## EXERCISE GOAL
Copy each line with the word "prevention" in it.

(Stored records)
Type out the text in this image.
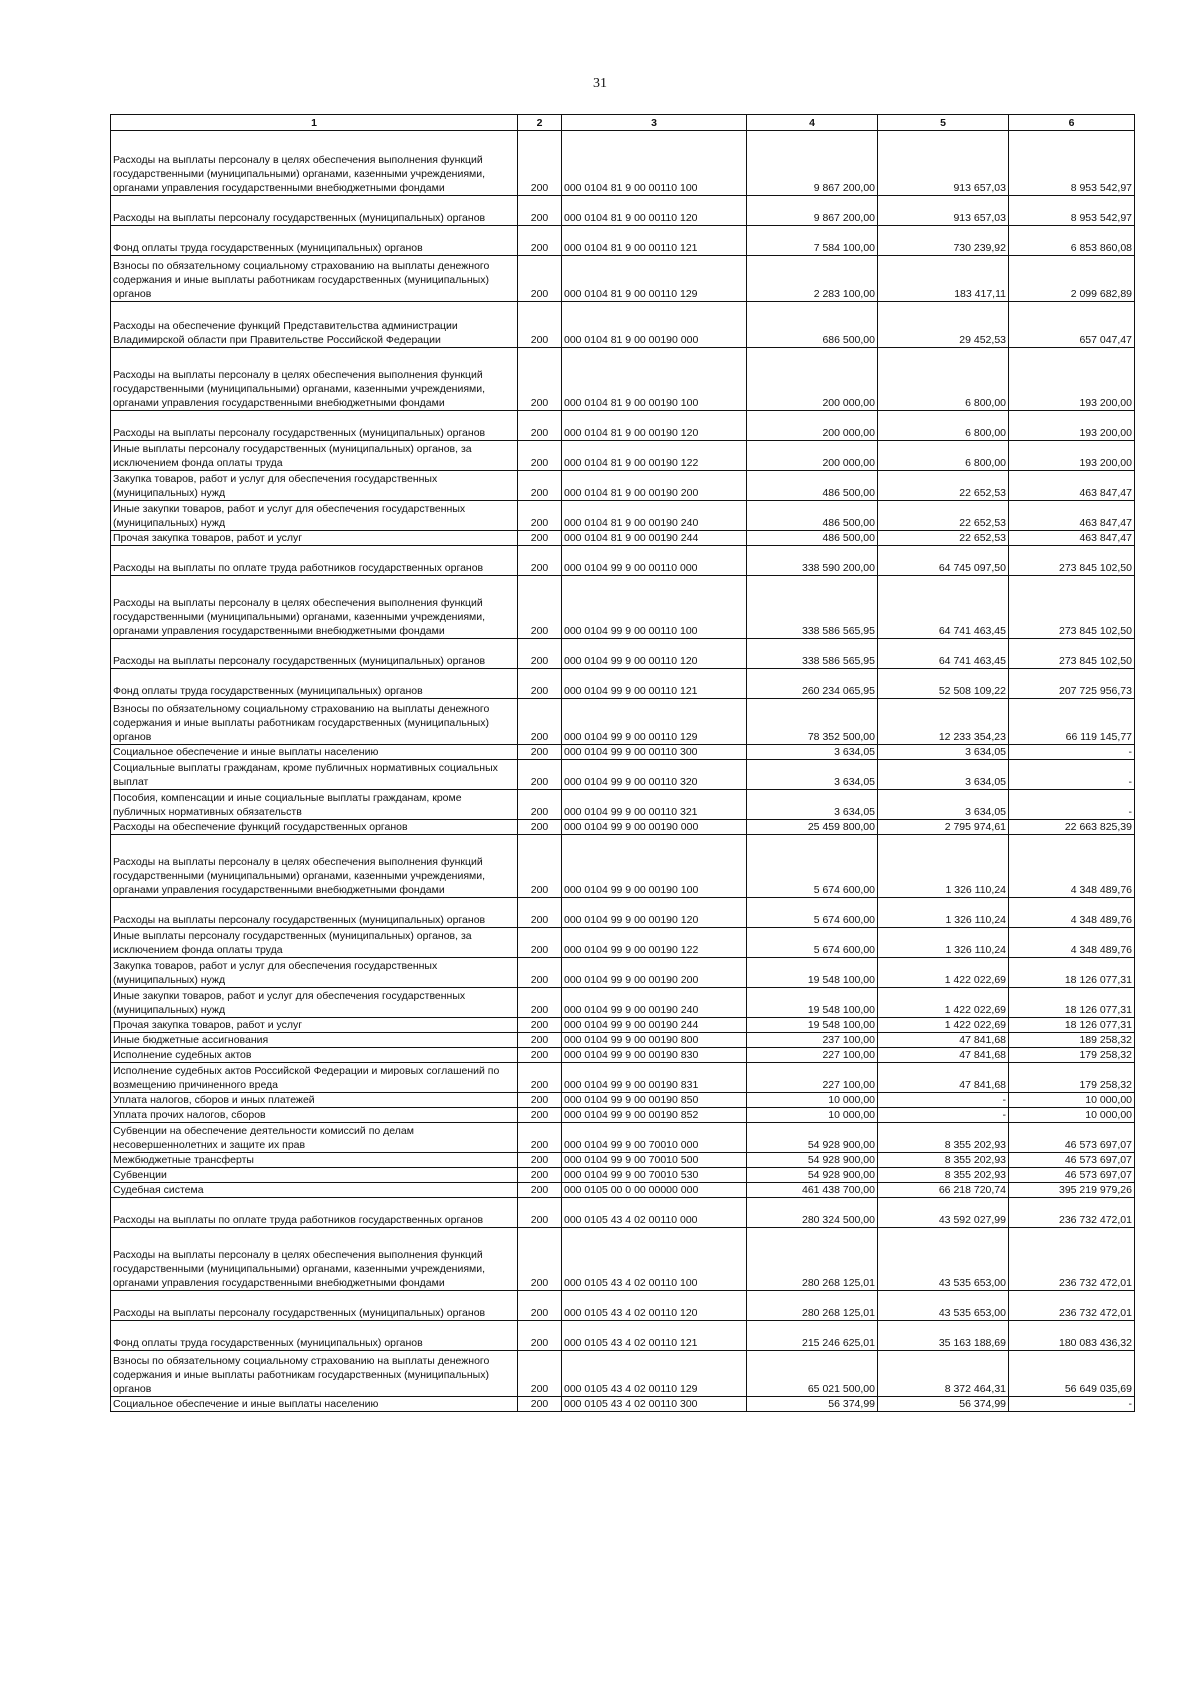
31
1	2	3	4	5	6
Расходы на выплаты персоналу в целях обеспечения выполнения функций государственными (муниципальными) органами, казенными учреждениями, органами управления государственными внебюджетными фондами	200	000 0104 81 9 00 00110 100	9 867 200,00	913 657,03	8 953 542,97
Расходы на выплаты персоналу государственных (муниципальных) органов	200	000 0104 81 9 00 00110 120	9 867 200,00	913 657,03	8 953 542,97
Фонд оплаты труда государственных (муниципальных) органов	200	000 0104 81 9 00 00110 121	7 584 100,00	730 239,92	6 853 860,08
Взносы по обязательному социальному страхованию на выплаты денежного содержания и иные выплаты работникам государственных (муниципальных) органов	200	000 0104 81 9 00 00110 129	2 283 100,00	183 417,11	2 099 682,89
Расходы на обеспечение функций Представительства администрации Владимирской области при Правительстве Российской Федерации	200	000 0104 81 9 00 00190 000	686 500,00	29 452,53	657 047,47
Расходы на выплаты персоналу в целях обеспечения выполнения функций государственными (муниципальными) органами, казенными учреждениями, органами управления государственными внебюджетными фондами	200	000 0104 81 9 00 00190 100	200 000,00	6 800,00	193 200,00
Расходы на выплаты персоналу государственных (муниципальных) органов	200	000 0104 81 9 00 00190 120	200 000,00	6 800,00	193 200,00
Иные выплаты персоналу государственных (муниципальных) органов, за исключением фонда оплаты труда	200	000 0104 81 9 00 00190 122	200 000,00	6 800,00	193 200,00
Закупка товаров, работ и услуг для обеспечения государственных (муниципальных) нужд	200	000 0104 81 9 00 00190 200	486 500,00	22 652,53	463 847,47
Иные закупки товаров, работ и услуг для обеспечения государственных (муниципальных) нужд	200	000 0104 81 9 00 00190 240	486 500,00	22 652,53	463 847,47
Прочая закупка товаров, работ и услуг	200	000 0104 81 9 00 00190 244	486 500,00	22 652,53	463 847,47
Расходы на выплаты по оплате труда работников государственных органов	200	000 0104 99 9 00 00110 000	338 590 200,00	64 745 097,50	273 845 102,50
Расходы на выплаты персоналу в целях обеспечения выполнения функций государственными (муниципальными) органами, казенными учреждениями, органами управления государственными внебюджетными фондами	200	000 0104 99 9 00 00110 100	338 586 565,95	64 741 463,45	273 845 102,50
Расходы на выплаты персоналу государственных (муниципальных) органов	200	000 0104 99 9 00 00110 120	338 586 565,95	64 741 463,45	273 845 102,50
Фонд оплаты труда государственных (муниципальных) органов	200	000 0104 99 9 00 00110 121	260 234 065,95	52 508 109,22	207 725 956,73
Взносы по обязательному социальному страхованию на выплаты денежного содержания и иные выплаты работникам государственных (муниципальных) органов	200	000 0104 99 9 00 00110 129	78 352 500,00	12 233 354,23	66 119 145,77
Социальное обеспечение и иные выплаты населению	200	000 0104 99 9 00 00110 300	3 634,05	3 634,05	-
Социальные выплаты гражданам, кроме публичных нормативных социальных выплат	200	000 0104 99 9 00 00110 320	3 634,05	3 634,05	-
Пособия, компенсации и иные социальные выплаты гражданам, кроме публичных нормативных обязательств	200	000 0104 99 9 00 00110 321	3 634,05	3 634,05	-
Расходы на обеспечение функций государственных органов	200	000 0104 99 9 00 00190 000	25 459 800,00	2 795 974,61	22 663 825,39
Расходы на выплаты персоналу в целях обеспечения выполнения функций государственными (муниципальными) органами, казенными учреждениями, органами управления государственными внебюджетными фондами	200	000 0104 99 9 00 00190 100	5 674 600,00	1 326 110,24	4 348 489,76
Расходы на выплаты персоналу государственных (муниципальных) органов	200	000 0104 99 9 00 00190 120	5 674 600,00	1 326 110,24	4 348 489,76
Иные выплаты персоналу государственных (муниципальных) органов, за исключением фонда оплаты труда	200	000 0104 99 9 00 00190 122	5 674 600,00	1 326 110,24	4 348 489,76
Закупка товаров, работ и услуг для обеспечения государственных (муниципальных) нужд	200	000 0104 99 9 00 00190 200	19 548 100,00	1 422 022,69	18 126 077,31
Иные закупки товаров, работ и услуг для обеспечения государственных (муниципальных) нужд	200	000 0104 99 9 00 00190 240	19 548 100,00	1 422 022,69	18 126 077,31
Прочая закупка товаров, работ и услуг	200	000 0104 99 9 00 00190 244	19 548 100,00	1 422 022,69	18 126 077,31
Иные бюджетные ассигнования	200	000 0104 99 9 00 00190 800	237 100,00	47 841,68	189 258,32
Исполнение судебных актов	200	000 0104 99 9 00 00190 830	227 100,00	47 841,68	179 258,32
Исполнение судебных актов Российской Федерации и мировых соглашений по возмещению причиненного вреда	200	000 0104 99 9 00 00190 831	227 100,00	47 841,68	179 258,32
Уплата налогов, сборов и иных платежей	200	000 0104 99 9 00 00190 850	10 000,00	-	10 000,00
Уплата прочих налогов, сборов	200	000 0104 99 9 00 00190 852	10 000,00	-	10 000,00
Субвенции на обеспечение деятельности комиссий по делам несовершеннолетних и защите их прав	200	000 0104 99 9 00 70010 000	54 928 900,00	8 355 202,93	46 573 697,07
Межбюджетные трансферты	200	000 0104 99 9 00 70010 500	54 928 900,00	8 355 202,93	46 573 697,07
Субвенции	200	000 0104 99 9 00 70010 530	54 928 900,00	8 355 202,93	46 573 697,07
Судебная система	200	000 0105 00 0 00 00000 000	461 438 700,00	66 218 720,74	395 219 979,26
Расходы на выплаты по оплате труда работников государственных органов	200	000 0105 43 4 02 00110 000	280 324 500,00	43 592 027,99	236 732 472,01
Расходы на выплаты персоналу в целях обеспечения выполнения функций государственными (муниципальными) органами, казенными учреждениями, органами управления государственными внебюджетными фондами	200	000 0105 43 4 02 00110 100	280 268 125,01	43 535 653,00	236 732 472,01
Расходы на выплаты персоналу государственных (муниципальных) органов	200	000 0105 43 4 02 00110 120	280 268 125,01	43 535 653,00	236 732 472,01
Фонд оплаты труда государственных (муниципальных) органов	200	000 0105 43 4 02 00110 121	215 246 625,01	35 163 188,69	180 083 436,32
Взносы по обязательному социальному страхованию на выплаты денежного содержания и иные выплаты работникам государственных (муниципальных) органов	200	000 0105 43 4 02 00110 129	65 021 500,00	8 372 464,31	56 649 035,69
Социальное обеспечение и иные выплаты населению	200	000 0105 43 4 02 00110 300	56 374,99	56 374,99	-
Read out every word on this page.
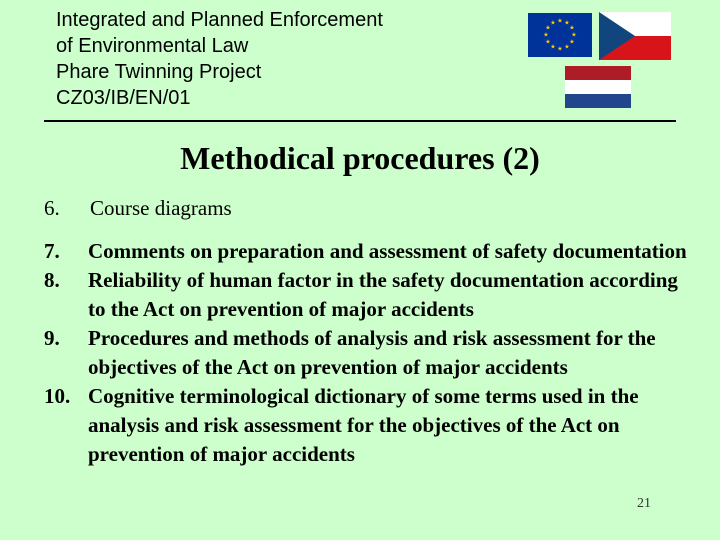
Integrated and Planned Enforcement
of Environmental Law
Phare Twinning Project
CZ03/IB/EN/01
★ ★
★
★
★
★
★
★
★
★
★
★
Methodical procedures (2)
6. Course diagrams
7. Comments on preparation and assessment of safety documentation
8. Reliability of human factor in the safety documentation according to the Act on prevention of major accidents
9. Procedures and methods of analysis and risk assessment for the objectives of the Act on prevention of major accidents
10. Cognitive terminological dictionary of some terms used in the analysis and risk assessment for the objectives of the Act on prevention of major accidents
21
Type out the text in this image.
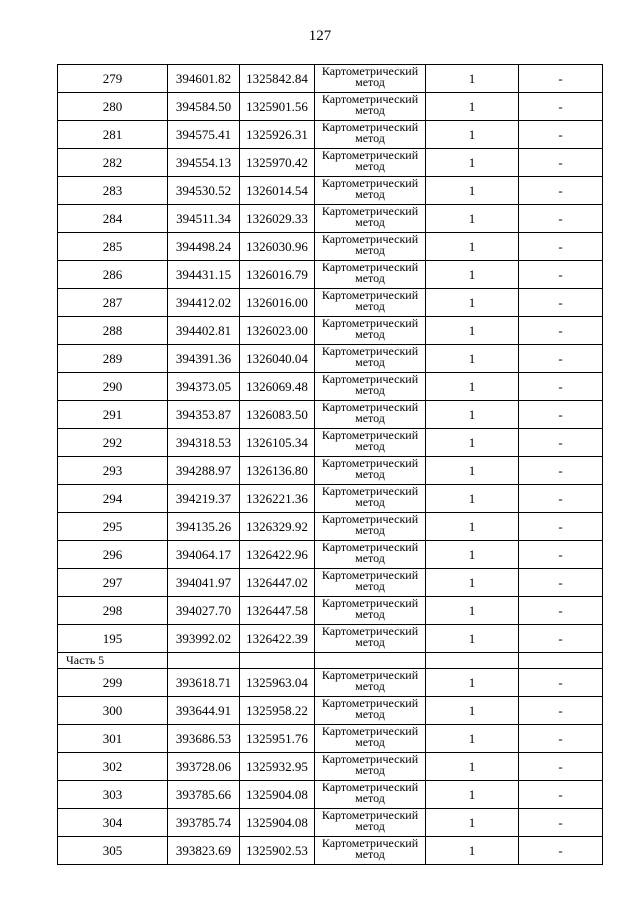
127
279	394601.82	1325842.84	Картометрический метод	1	-
280	394584.50	1325901.56	Картометрический метод	1	-
281	394575.41	1325926.31	Картометрический метод	1	-
282	394554.13	1325970.42	Картометрический метод	1	-
283	394530.52	1326014.54	Картометрический метод	1	-
284	394511.34	1326029.33	Картометрический метод	1	-
285	394498.24	1326030.96	Картометрический метод	1	-
286	394431.15	1326016.79	Картометрический метод	1	-
287	394412.02	1326016.00	Картометрический метод	1	-
288	394402.81	1326023.00	Картометрический метод	1	-
289	394391.36	1326040.04	Картометрический метод	1	-
290	394373.05	1326069.48	Картометрический метод	1	-
291	394353.87	1326083.50	Картометрический метод	1	-
292	394318.53	1326105.34	Картометрический метод	1	-
293	394288.97	1326136.80	Картометрический метод	1	-
294	394219.37	1326221.36	Картометрический метод	1	-
295	394135.26	1326329.92	Картометрический метод	1	-
296	394064.17	1326422.96	Картометрический метод	1	-
297	394041.97	1326447.02	Картометрический метод	1	-
298	394027.70	1326447.58	Картометрический метод	1	-
195	393992.02	1326422.39	Картометрический метод	1	-
Часть 5					
299	393618.71	1325963.04	Картометрический метод	1	-
300	393644.91	1325958.22	Картометрический метод	1	-
301	393686.53	1325951.76	Картометрический метод	1	-
302	393728.06	1325932.95	Картометрический метод	1	-
303	393785.66	1325904.08	Картометрический метод	1	-
304	393785.74	1325904.08	Картометрический метод	1	-
305	393823.69	1325902.53	Картометрический метод	1	-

## THE ANSWER
8. Reliability of human factor in the safety documentation according to the Act on prevention of major accidents
9. Procedures and methods of analysis and risk assessment for the objectives of the Act on prevention of major accidents
10. Cognitive terminological dictionary of some terms used in the analysis and risk assessment for the objectives of the Act on prevention of major accidents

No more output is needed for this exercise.